## [Directive]
Make an exact copy of the records, with the pictures left out.

## [Data supplied]
↓↓↓
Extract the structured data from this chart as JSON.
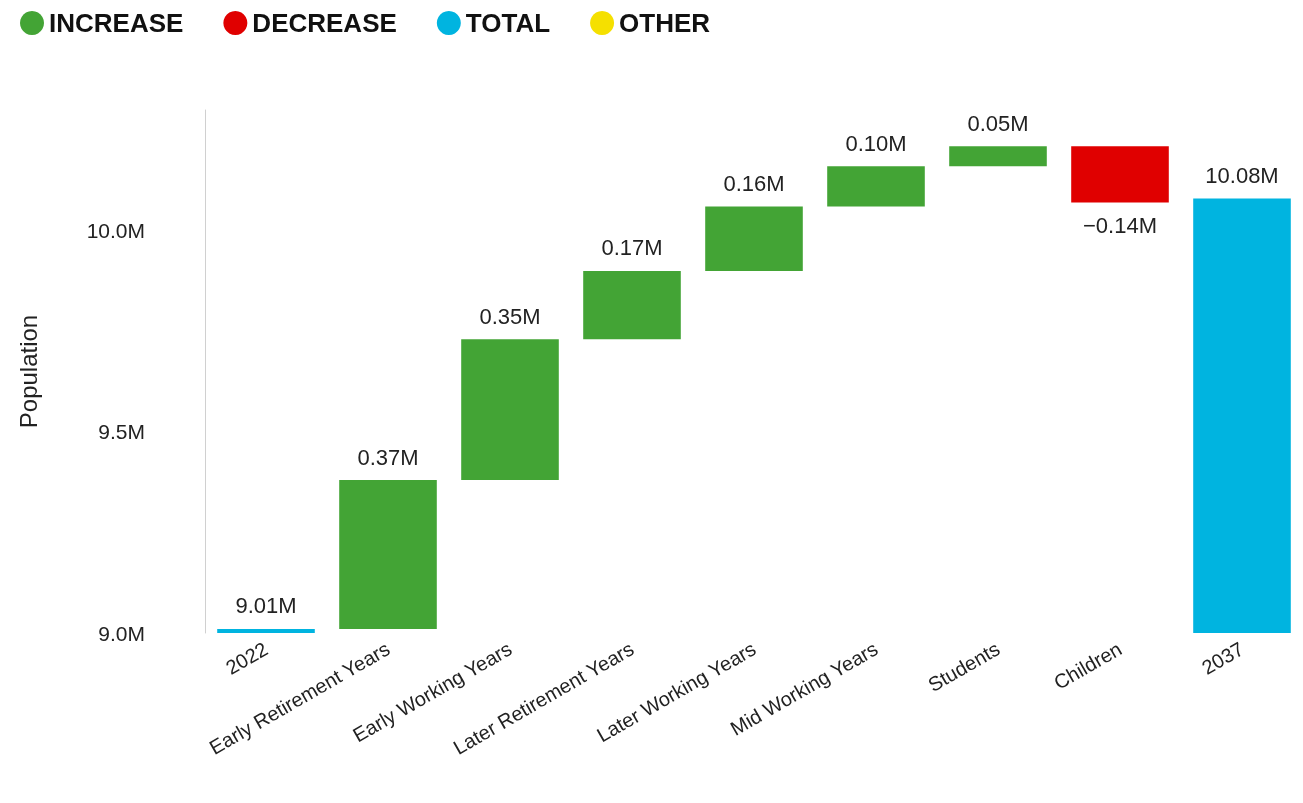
{
  "chart_data": {
    "type": "bar",
    "ylabel": "Population",
    "categories": [
      "2022",
      "Early Retirement Years",
      "Early Working Years",
      "Later Retirement Years",
      "Later Working Years",
      "Mid Working Years",
      "Students",
      "Children",
      "2037"
    ],
    "series": [
      {
        "name": "INCREASE",
        "color": "#43a435",
        "base": [
          null,
          9.01,
          9.38,
          9.73,
          9.9,
          10.06,
          10.16,
          null,
          null
        ],
        "values": [
          null,
          0.37,
          0.35,
          0.17,
          0.16,
          0.1,
          0.05,
          null,
          null
        ],
        "value_labels": [
          null,
          "0.37M",
          "0.35M",
          "0.17M",
          "0.16M",
          "0.10M",
          "0.05M",
          null,
          null
        ]
      },
      {
        "name": "DECREASE",
        "color": "#e00000",
        "base": [
          null,
          null,
          null,
          null,
          null,
          null,
          null,
          10.21,
          null
        ],
        "values": [
          null,
          null,
          null,
          null,
          null,
          null,
          null,
          -0.14,
          null
        ],
        "value_labels": [
          null,
          null,
          null,
          null,
          null,
          null,
          null,
          "−0.14M",
          null
        ]
      },
      {
        "name": "TOTAL",
        "color": "#00b4e0",
        "values": [
          9.01,
          null,
          null,
          null,
          null,
          null,
          null,
          null,
          10.08
        ],
        "value_labels": [
          "9.01M",
          null,
          null,
          null,
          null,
          null,
          null,
          null,
          "10.08M"
        ]
      },
      {
        "name": "OTHER",
        "color": "#f5e000",
        "values": [
          null,
          null,
          null,
          null,
          null,
          null,
          null,
          null,
          null
        ]
      }
    ],
    "ylim": [
      9.0,
      10.3
    ],
    "yticks": [
      {
        "value": 9.0,
        "label": "9.0M"
      },
      {
        "value": 9.5,
        "label": "9.5M"
      },
      {
        "value": 10.0,
        "label": "10.0M"
      }
    ],
    "legend": "top left"
  }
}
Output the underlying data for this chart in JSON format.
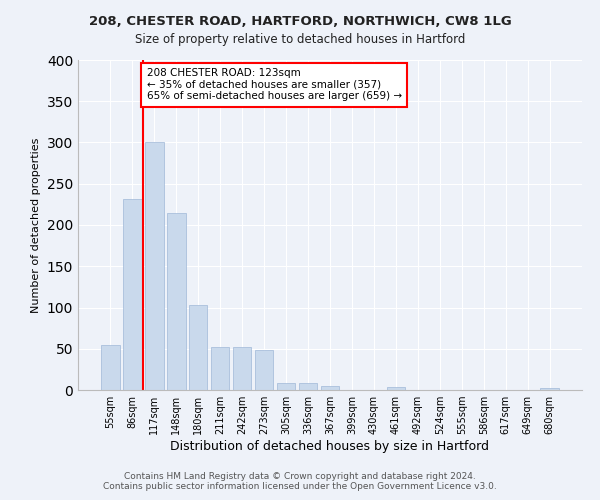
{
  "title1": "208, CHESTER ROAD, HARTFORD, NORTHWICH, CW8 1LG",
  "title2": "Size of property relative to detached houses in Hartford",
  "xlabel": "Distribution of detached houses by size in Hartford",
  "ylabel": "Number of detached properties",
  "bar_color": "#c9d9ec",
  "bar_edge_color": "#a0b8d8",
  "categories": [
    "55sqm",
    "86sqm",
    "117sqm",
    "148sqm",
    "180sqm",
    "211sqm",
    "242sqm",
    "273sqm",
    "305sqm",
    "336sqm",
    "367sqm",
    "399sqm",
    "430sqm",
    "461sqm",
    "492sqm",
    "524sqm",
    "555sqm",
    "586sqm",
    "617sqm",
    "649sqm",
    "680sqm"
  ],
  "values": [
    54,
    232,
    300,
    215,
    103,
    52,
    52,
    48,
    9,
    8,
    5,
    0,
    0,
    4,
    0,
    0,
    0,
    0,
    0,
    0,
    2
  ],
  "ylim": [
    0,
    400
  ],
  "yticks": [
    0,
    50,
    100,
    150,
    200,
    250,
    300,
    350,
    400
  ],
  "vline_x": 1.5,
  "annotation_text": "208 CHESTER ROAD: 123sqm\n← 35% of detached houses are smaller (357)\n65% of semi-detached houses are larger (659) →",
  "annotation_box_color": "white",
  "annotation_box_edge_color": "red",
  "vline_color": "red",
  "bg_color": "#eef2f9",
  "footer1": "Contains HM Land Registry data © Crown copyright and database right 2024.",
  "footer2": "Contains public sector information licensed under the Open Government Licence v3.0."
}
↑↑↑
## [Answer to the exercise]
Extract the structured data from this chart as JSON.
{
  "chart_data": {
    "type": "bar",
    "ylabel": "Population",
    "categories": [
      "2022",
      "Early Retirement Years",
      "Early Working Years",
      "Later Retirement Years",
      "Later Working Years",
      "Mid Working Years",
      "Students",
      "Children",
      "2037"
    ],
    "series": [
      {
        "name": "INCREASE",
        "color": "#43a435",
        "base": [
          null,
          9.01,
          9.38,
          9.73,
          9.9,
          10.06,
          10.16,
          null,
          null
        ],
        "values": [
          null,
          0.37,
          0.35,
          0.17,
          0.16,
          0.1,
          0.05,
          null,
          null
        ],
        "value_labels": [
          null,
          "0.37M",
          "0.35M",
          "0.17M",
          "0.16M",
          "0.10M",
          "0.05M",
          null,
          null
        ]
      },
      {
        "name": "DECREASE",
        "color": "#e00000",
        "base": [
          null,
          null,
          null,
          null,
          null,
          null,
          null,
          10.21,
          null
        ],
        "values": [
          null,
          null,
          null,
          null,
          null,
          null,
          null,
          -0.14,
          null
        ],
        "value_labels": [
          null,
          null,
          null,
          null,
          null,
          null,
          null,
          "−0.14M",
          null
        ]
      },
      {
        "name": "TOTAL",
        "color": "#00b4e0",
        "values": [
          9.01,
          null,
          null,
          null,
          null,
          null,
          null,
          null,
          10.08
        ],
        "value_labels": [
          "9.01M",
          null,
          null,
          null,
          null,
          null,
          null,
          null,
          "10.08M"
        ]
      },
      {
        "name": "OTHER",
        "color": "#f5e000",
        "values": [
          null,
          null,
          null,
          null,
          null,
          null,
          null,
          null,
          null
        ]
      }
    ],
    "ylim": [
      9.0,
      10.3
    ],
    "yticks": [
      {
        "value": 9.0,
        "label": "9.0M"
      },
      {
        "value": 9.5,
        "label": "9.5M"
      },
      {
        "value": 10.0,
        "label": "10.0M"
      }
    ],
    "legend": "top left"
  }
}
Output the underlying data for this chart in JSON format.
{
  "title1": "208, CHESTER ROAD, HARTFORD, NORTHWICH, CW8 1LG",
  "title2": "Size of property relative to detached houses in Hartford",
  "xlabel": "Distribution of detached houses by size in Hartford",
  "ylabel": "Number of detached properties",
  "bar_color": "#c9d9ec",
  "bar_edge_color": "#a0b8d8",
  "categories": [
    "55sqm",
    "86sqm",
    "117sqm",
    "148sqm",
    "180sqm",
    "211sqm",
    "242sqm",
    "273sqm",
    "305sqm",
    "336sqm",
    "367sqm",
    "399sqm",
    "430sqm",
    "461sqm",
    "492sqm",
    "524sqm",
    "555sqm",
    "586sqm",
    "617sqm",
    "649sqm",
    "680sqm"
  ],
  "values": [
    54,
    232,
    300,
    215,
    103,
    52,
    52,
    48,
    9,
    8,
    5,
    0,
    0,
    4,
    0,
    0,
    0,
    0,
    0,
    0,
    2
  ],
  "ylim": [
    0,
    400
  ],
  "yticks": [
    0,
    50,
    100,
    150,
    200,
    250,
    300,
    350,
    400
  ],
  "vline_x": 1.5,
  "annotation_text": "208 CHESTER ROAD: 123sqm\n← 35% of detached houses are smaller (357)\n65% of semi-detached houses are larger (659) →",
  "annotation_box_color": "white",
  "annotation_box_edge_color": "red",
  "vline_color": "red",
  "bg_color": "#eef2f9",
  "footer1": "Contains HM Land Registry data © Crown copyright and database right 2024.",
  "footer2": "Contains public sector information licensed under the Open Government Licence v3.0."
}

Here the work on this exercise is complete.